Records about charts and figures
===

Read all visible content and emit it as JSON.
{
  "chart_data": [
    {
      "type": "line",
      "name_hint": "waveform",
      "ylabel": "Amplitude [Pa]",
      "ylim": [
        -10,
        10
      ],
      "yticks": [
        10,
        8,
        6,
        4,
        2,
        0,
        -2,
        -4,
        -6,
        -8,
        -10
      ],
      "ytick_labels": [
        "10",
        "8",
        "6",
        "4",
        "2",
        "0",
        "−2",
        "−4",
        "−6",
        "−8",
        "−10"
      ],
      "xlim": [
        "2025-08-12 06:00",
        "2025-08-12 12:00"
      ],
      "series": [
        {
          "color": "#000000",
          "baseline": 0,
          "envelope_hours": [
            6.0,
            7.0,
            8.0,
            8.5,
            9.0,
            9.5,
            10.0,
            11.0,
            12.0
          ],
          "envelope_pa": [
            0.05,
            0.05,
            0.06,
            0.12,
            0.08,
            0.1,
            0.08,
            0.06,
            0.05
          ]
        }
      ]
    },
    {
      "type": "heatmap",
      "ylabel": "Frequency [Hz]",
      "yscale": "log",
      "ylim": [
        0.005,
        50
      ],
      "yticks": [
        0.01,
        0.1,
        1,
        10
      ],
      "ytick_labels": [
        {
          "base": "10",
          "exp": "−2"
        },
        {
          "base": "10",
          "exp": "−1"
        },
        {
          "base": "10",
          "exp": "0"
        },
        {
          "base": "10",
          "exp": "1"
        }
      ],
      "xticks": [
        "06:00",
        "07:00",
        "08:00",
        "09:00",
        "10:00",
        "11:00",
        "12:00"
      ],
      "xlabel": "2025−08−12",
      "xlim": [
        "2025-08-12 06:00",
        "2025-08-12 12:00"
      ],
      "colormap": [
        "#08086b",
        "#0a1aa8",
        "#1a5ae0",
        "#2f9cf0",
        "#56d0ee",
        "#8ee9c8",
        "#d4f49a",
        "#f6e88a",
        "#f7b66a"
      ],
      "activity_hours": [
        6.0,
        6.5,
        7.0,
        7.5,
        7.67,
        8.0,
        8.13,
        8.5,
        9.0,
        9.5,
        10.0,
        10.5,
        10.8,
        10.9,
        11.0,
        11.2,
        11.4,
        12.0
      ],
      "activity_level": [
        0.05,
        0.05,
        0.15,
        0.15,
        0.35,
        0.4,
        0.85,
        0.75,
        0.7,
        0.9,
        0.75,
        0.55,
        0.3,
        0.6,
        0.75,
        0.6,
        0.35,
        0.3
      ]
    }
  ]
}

===

Retype the entries one by one, exactly.

[WORKED SOLUTION]
Read all visible content and emit it as JSON.
{
  "chart_data": [
    {
      "type": "line",
      "name_hint": "waveform",
      "ylabel": "Amplitude [Pa]",
      "ylim": [
        -10,
        10
      ],
      "yticks": [
        10,
        8,
        6,
        4,
        2,
        0,
        -2,
        -4,
        -6,
        -8,
        -10
      ],
      "ytick_labels": [
        "10",
        "8",
        "6",
        "4",
        "2",
        "0",
        "−2",
        "−4",
        "−6",
        "−8",
        "−10"
      ],
      "xlim": [
        "2025-08-12 06:00",
        "2025-08-12 12:00"
      ],
      "series": [
        {
          "color": "#000000",
          "baseline": 0,
          "envelope_hours": [
            6.0,
            7.0,
            8.0,
            8.5,
            9.0,
            9.5,
            10.0,
            11.0,
            12.0
          ],
          "envelope_pa": [
            0.05,
            0.05,
            0.06,
            0.12,
            0.08,
            0.1,
            0.08,
            0.06,
            0.05
          ]
        }
      ]
    },
    {
      "type": "heatmap",
      "ylabel": "Frequency [Hz]",
      "yscale": "log",
      "ylim": [
        0.005,
        50
      ],
      "yticks": [
        0.01,
        0.1,
        1,
        10
      ],
      "ytick_labels": [
        {
          "base": "10",
          "exp": "−2"
        },
        {
          "base": "10",
          "exp": "−1"
        },
        {
          "base": "10",
          "exp": "0"
        },
        {
          "base": "10",
          "exp": "1"
        }
      ],
      "xticks": [
        "06:00",
        "07:00",
        "08:00",
        "09:00",
        "10:00",
        "11:00",
        "12:00"
      ],
      "xlabel": "2025−08−12",
      "xlim": [
        "2025-08-12 06:00",
        "2025-08-12 12:00"
      ],
      "colormap": [
        "#08086b",
        "#0a1aa8",
        "#1a5ae0",
        "#2f9cf0",
        "#56d0ee",
        "#8ee9c8",
        "#d4f49a",
        "#f6e88a",
        "#f7b66a"
      ],
      "activity_hours": [
        6.0,
        6.5,
        7.0,
        7.5,
        7.67,
        8.0,
        8.13,
        8.5,
        9.0,
        9.5,
        10.0,
        10.5,
        10.8,
        10.9,
        11.0,
        11.2,
        11.4,
        12.0
      ],
      "activity_level": [
        0.05,
        0.05,
        0.15,
        0.15,
        0.35,
        0.4,
        0.85,
        0.75,
        0.7,
        0.9,
        0.75,
        0.55,
        0.3,
        0.6,
        0.75,
        0.6,
        0.35,
        0.3
      ]
    }
  ]
}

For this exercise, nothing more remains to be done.